▸ Brano da leggere
____

Se abitate a Reggio o se comunque questa città ha per voi un valore (il lavoro e il riformismo, la Resistenza, “i morti di Reggio Emilia”, gli asili più belli del mondo, l’efficienza e l’onestà mescolate alle cooperative) dovete leggere questo libro. Forse odierete Fantozzi ma dovete – anzi dobbiamo – fare i conti con quello, perlopiù spiacevole, che su Reggio scrive». E subito dopo: «Il vero Antonio Fantozzi ha due difetti: scrive assai bene ed è molto di sinistra.

Se volete leggere tutta la recensione digitate «Deadwood? Che schifo, sembra Reggio Emilia» ma io vi consiglio di procurarvi il romanzo anzi la trilogia; anche di un altro libro di Fantozzi ho scritto qui: «Com’è fosca Reggio (in Emilia)» … e, con ogni evidenza, il dito-titolo del mouse batte dove il dente reggiano duole.
Perché ne riparlo ora? In gennaio come forse sapete – qualche titolo sui media ma non “da strillo” – una inchiesta sulla ‘ndrangheta denominata Aemilia ha scosso l’Emilia Romagna. Riassumendo (mi baso su quanto scrisse «Il fatto quotidiano») la Direzione distrettuale antimafia di Bologna «ha disposto 117 arresti nell’ambito dell’inchiesta “Aemilia” che ha colpito il clan Grande Aracri e i suoi contatti con la politica e l’imprenditoria».

Prima maxi operazione di questa portata in Emilia-Romagna contro la criminalità organizzata. «Un intervento “storico” – come lo definisce il procuratore nazionale antimafia Franco Roberti – paragonabile alle inchieste in Lombardia (Crimine-Infinito), Piemonte (Minotauro) e Liguria (Maglio). Altri 46 provvedimenti sono stati emessi dalle procure di Catanzaro e Brescia – in inchieste collegate – per un totale di oltre 160 arresti. In manette anche il consigliere comunale di Reggio Emilia Giuseppe Pagliani (Forza Italia), accusato di concorso esterno in associazione mafiosa».

____

▸ Attività richiesta
Cita alla lettera il tratto del brano su Reggio Emilia da «Se abitate a» a «molto di sinistra.».

▸ Materiale fornito
____

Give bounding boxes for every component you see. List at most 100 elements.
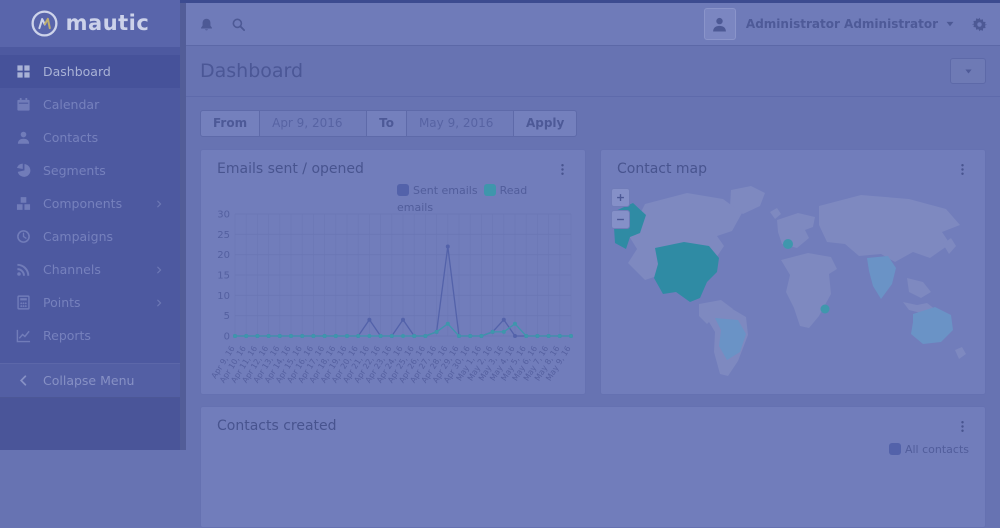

____

▸ Risultato
Se abitate a Reggio o se comunque questa città ha per voi un valore (il lavoro e il riformismo, la Resistenza, “i morti di Reggio Emilia”, gli asili più belli del mondo, l’efficienza e l’onestà mescolate alle cooperative) dovete leggere questo libro. Forse odierete Fantozzi ma dovete – anzi dobbiamo – fare i conti con quello, perlopiù spiacevole, che su Reggio scrive». E subito dopo: «Il vero Antonio Fantozzi ha due difetti: scrive assai bene ed è molto di sinistra.